# REQUIRED WORK:
Please give the listing again in its entirety, exactly as written.

(Stored records)

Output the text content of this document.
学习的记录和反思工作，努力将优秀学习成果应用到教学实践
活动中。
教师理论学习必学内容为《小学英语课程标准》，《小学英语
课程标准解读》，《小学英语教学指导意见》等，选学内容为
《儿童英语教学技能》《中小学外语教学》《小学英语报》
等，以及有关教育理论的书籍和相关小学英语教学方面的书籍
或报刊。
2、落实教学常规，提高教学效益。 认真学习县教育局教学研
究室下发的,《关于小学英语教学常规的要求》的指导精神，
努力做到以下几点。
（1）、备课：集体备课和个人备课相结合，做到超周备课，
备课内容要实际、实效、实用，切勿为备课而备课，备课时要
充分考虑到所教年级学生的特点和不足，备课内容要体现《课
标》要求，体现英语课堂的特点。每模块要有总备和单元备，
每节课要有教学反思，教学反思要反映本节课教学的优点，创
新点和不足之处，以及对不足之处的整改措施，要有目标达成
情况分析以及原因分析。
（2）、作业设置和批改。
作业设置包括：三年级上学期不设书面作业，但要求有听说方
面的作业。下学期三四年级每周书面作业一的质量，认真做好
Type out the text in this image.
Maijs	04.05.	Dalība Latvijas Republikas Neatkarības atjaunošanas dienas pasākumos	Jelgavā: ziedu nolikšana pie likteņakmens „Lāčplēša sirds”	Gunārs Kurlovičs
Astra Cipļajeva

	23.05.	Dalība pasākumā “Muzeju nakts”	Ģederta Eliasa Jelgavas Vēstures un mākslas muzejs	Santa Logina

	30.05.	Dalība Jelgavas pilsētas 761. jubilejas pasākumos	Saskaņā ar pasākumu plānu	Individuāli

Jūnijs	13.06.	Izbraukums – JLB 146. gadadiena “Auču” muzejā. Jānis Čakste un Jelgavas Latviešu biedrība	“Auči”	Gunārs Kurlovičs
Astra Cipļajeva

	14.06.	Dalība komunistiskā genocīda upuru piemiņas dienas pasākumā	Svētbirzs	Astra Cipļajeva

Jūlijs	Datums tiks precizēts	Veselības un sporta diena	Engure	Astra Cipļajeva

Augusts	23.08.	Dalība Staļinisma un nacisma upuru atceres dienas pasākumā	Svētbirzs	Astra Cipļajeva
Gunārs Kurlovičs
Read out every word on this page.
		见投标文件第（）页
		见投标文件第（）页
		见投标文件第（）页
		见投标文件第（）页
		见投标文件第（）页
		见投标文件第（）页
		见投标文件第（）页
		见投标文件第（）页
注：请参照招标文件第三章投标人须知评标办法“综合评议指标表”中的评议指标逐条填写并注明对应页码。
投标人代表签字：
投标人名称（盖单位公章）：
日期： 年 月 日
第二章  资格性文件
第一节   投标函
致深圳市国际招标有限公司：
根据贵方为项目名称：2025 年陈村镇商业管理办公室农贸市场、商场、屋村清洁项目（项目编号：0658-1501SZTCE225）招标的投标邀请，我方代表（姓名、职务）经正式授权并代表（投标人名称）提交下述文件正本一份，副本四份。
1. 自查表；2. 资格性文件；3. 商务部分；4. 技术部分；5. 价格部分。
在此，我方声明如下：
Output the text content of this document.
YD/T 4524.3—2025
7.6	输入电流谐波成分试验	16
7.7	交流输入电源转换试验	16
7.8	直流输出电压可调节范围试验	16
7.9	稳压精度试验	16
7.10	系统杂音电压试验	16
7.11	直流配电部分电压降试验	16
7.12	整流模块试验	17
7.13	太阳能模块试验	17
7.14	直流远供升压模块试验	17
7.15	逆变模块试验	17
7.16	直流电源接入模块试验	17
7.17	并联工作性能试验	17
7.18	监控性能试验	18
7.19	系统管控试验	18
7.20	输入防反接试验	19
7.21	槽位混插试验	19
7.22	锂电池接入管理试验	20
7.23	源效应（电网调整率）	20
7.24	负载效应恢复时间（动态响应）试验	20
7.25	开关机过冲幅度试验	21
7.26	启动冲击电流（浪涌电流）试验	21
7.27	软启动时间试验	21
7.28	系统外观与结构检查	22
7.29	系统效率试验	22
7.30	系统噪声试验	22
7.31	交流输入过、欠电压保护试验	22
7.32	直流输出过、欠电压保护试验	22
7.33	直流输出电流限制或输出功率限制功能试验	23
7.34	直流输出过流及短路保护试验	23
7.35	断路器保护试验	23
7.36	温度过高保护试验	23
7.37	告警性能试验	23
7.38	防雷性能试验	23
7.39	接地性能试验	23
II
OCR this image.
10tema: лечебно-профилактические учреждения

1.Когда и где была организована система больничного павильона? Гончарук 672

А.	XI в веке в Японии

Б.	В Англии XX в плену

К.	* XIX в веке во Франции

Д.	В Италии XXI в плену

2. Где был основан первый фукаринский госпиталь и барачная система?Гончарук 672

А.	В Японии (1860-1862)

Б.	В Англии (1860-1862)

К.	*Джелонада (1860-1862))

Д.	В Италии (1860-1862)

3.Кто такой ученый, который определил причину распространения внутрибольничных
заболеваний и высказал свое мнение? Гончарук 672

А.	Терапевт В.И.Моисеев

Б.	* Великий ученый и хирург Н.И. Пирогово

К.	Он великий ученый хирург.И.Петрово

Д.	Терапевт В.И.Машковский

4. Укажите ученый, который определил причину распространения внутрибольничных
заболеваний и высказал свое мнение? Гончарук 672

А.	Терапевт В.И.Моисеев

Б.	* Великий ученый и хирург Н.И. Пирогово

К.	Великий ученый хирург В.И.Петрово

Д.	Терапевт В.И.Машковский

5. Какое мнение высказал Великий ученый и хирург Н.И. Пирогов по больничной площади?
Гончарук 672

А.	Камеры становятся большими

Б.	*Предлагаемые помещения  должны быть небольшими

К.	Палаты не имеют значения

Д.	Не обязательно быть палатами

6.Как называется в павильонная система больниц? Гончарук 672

# EXERCISE RESPONSE:
Output the text content of this document.
学习的记录和反思工作，努力将优秀学习成果应用到教学实践
活动中。
教师理论学习必学内容为《小学英语课程标准》，《小学英语
课程标准解读》，《小学英语教学指导意见》等，选学内容为
《儿童英语教学技能》《中小学外语教学》《小学英语报》
等，以及有关教育理论的书籍和相关小学英语教学方面的书籍
或报刊。
2、落实教学常规，提高教学效益。 认真学习县教育局教学研
究室下发的,《关于小学英语教学常规的要求》的指导精神，
努力做到以下几点。
（1）、备课：集体备课和个人备课相结合，做到超周备课，
备课内容要实际、实效、实用，切勿为备课而备课，备课时要
充分考虑到所教年级学生的特点和不足，备课内容要体现《课
标》要求，体现英语课堂的特点。每模块要有总备和单元备，
每节课要有教学反思，教学反思要反映本节课教学的优点，创
新点和不足之处，以及对不足之处的整改措施，要有目标达成
情况分析以及原因分析。
（2）、作业设置和批改。
作业设置包括：三年级上学期不设书面作业，但要求有听说方
面的作业。下学期三四年级每周书面作业一的质量，认真做好
Type out the text in this image.
Maijs	04.05.	Dalība Latvijas Republikas Neatkarības atjaunošanas dienas pasākumos	Jelgavā: ziedu nolikšana pie likteņakmens „Lāčplēša sirds”	Gunārs Kurlovičs
Astra Cipļajeva

	23.05.	Dalība pasākumā “Muzeju nakts”	Ģederta Eliasa Jelgavas Vēstures un mākslas muzejs	Santa Logina

	30.05.	Dalība Jelgavas pilsētas 761. jubilejas pasākumos	Saskaņā ar pasākumu plānu	Individuāli

Jūnijs	13.06.	Izbraukums – JLB 146. gadadiena “Auču” muzejā. Jānis Čakste un Jelgavas Latviešu biedrība	“Auči”	Gunārs Kurlovičs
Astra Cipļajeva

	14.06.	Dalība komunistiskā genocīda upuru piemiņas dienas pasākumā	Svētbirzs	Astra Cipļajeva

Jūlijs	Datums tiks precizēts	Veselības un sporta diena	Engure	Astra Cipļajeva

Augusts	23.08.	Dalība Staļinisma un nacisma upuru atceres dienas pasākumā	Svētbirzs	Astra Cipļajeva
Gunārs Kurlovičs
Read out every word on this page.
		见投标文件第（）页
		见投标文件第（）页
		见投标文件第（）页
		见投标文件第（）页
		见投标文件第（）页
		见投标文件第（）页
		见投标文件第（）页
		见投标文件第（）页
注：请参照招标文件第三章投标人须知评标办法“综合评议指标表”中的评议指标逐条填写并注明对应页码。
投标人代表签字：
投标人名称（盖单位公章）：
日期： 年 月 日
第二章  资格性文件
第一节   投标函
致深圳市国际招标有限公司：
根据贵方为项目名称：2025 年陈村镇商业管理办公室农贸市场、商场、屋村清洁项目（项目编号：0658-1501SZTCE225）招标的投标邀请，我方代表（姓名、职务）经正式授权并代表（投标人名称）提交下述文件正本一份，副本四份。
1. 自查表；2. 资格性文件；3. 商务部分；4. 技术部分；5. 价格部分。
在此，我方声明如下：
Output the text content of this document.
YD/T 4524.3—2025
7.6	输入电流谐波成分试验	16
7.7	交流输入电源转换试验	16
7.8	直流输出电压可调节范围试验	16
7.9	稳压精度试验	16
7.10	系统杂音电压试验	16
7.11	直流配电部分电压降试验	16
7.12	整流模块试验	17
7.13	太阳能模块试验	17
7.14	直流远供升压模块试验	17
7.15	逆变模块试验	17
7.16	直流电源接入模块试验	17
7.17	并联工作性能试验	17
7.18	监控性能试验	18
7.19	系统管控试验	18
7.20	输入防反接试验	19
7.21	槽位混插试验	19
7.22	锂电池接入管理试验	20
7.23	源效应（电网调整率）	20
7.24	负载效应恢复时间（动态响应）试验	20
7.25	开关机过冲幅度试验	21
7.26	启动冲击电流（浪涌电流）试验	21
7.27	软启动时间试验	21
7.28	系统外观与结构检查	22
7.29	系统效率试验	22
7.30	系统噪声试验	22
7.31	交流输入过、欠电压保护试验	22
7.32	直流输出过、欠电压保护试验	22
7.33	直流输出电流限制或输出功率限制功能试验	23
7.34	直流输出过流及短路保护试验	23
7.35	断路器保护试验	23
7.36	温度过高保护试验	23
7.37	告警性能试验	23
7.38	防雷性能试验	23
7.39	接地性能试验	23
II
OCR this image.
10tema: лечебно-профилактические учреждения

1.Когда и где была организована система больничного павильона? Гончарук 672

А.	XI в веке в Японии

Б.	В Англии XX в плену

К.	* XIX в веке во Франции

Д.	В Италии XXI в плену

2. Где был основан первый фукаринский госпиталь и барачная система?Гончарук 672

А.	В Японии (1860-1862)

Б.	В Англии (1860-1862)

К.	*Джелонада (1860-1862))

Д.	В Италии (1860-1862)

3.Кто такой ученый, который определил причину распространения внутрибольничных
заболеваний и высказал свое мнение? Гончарук 672

А.	Терапевт В.И.Моисеев

Б.	* Великий ученый и хирург Н.И. Пирогово

К.	Он великий ученый хирург.И.Петрово

Д.	Терапевт В.И.Машковский

4. Укажите ученый, который определил причину распространения внутрибольничных
заболеваний и высказал свое мнение? Гончарук 672

А.	Терапевт В.И.Моисеев

Б.	* Великий ученый и хирург Н.И. Пирогово

К.	Великий ученый хирург В.И.Петрово

Д.	Терапевт В.И.Машковский

5. Какое мнение высказал Великий ученый и хирург Н.И. Пирогов по больничной площади?
Гончарук 672

А.	Камеры становятся большими

Б.	*Предлагаемые помещения  должны быть небольшими

К.	Палаты не имеют значения

Д.	Не обязательно быть палатами

6.Как называется в павильонная система больниц? Гончарук 672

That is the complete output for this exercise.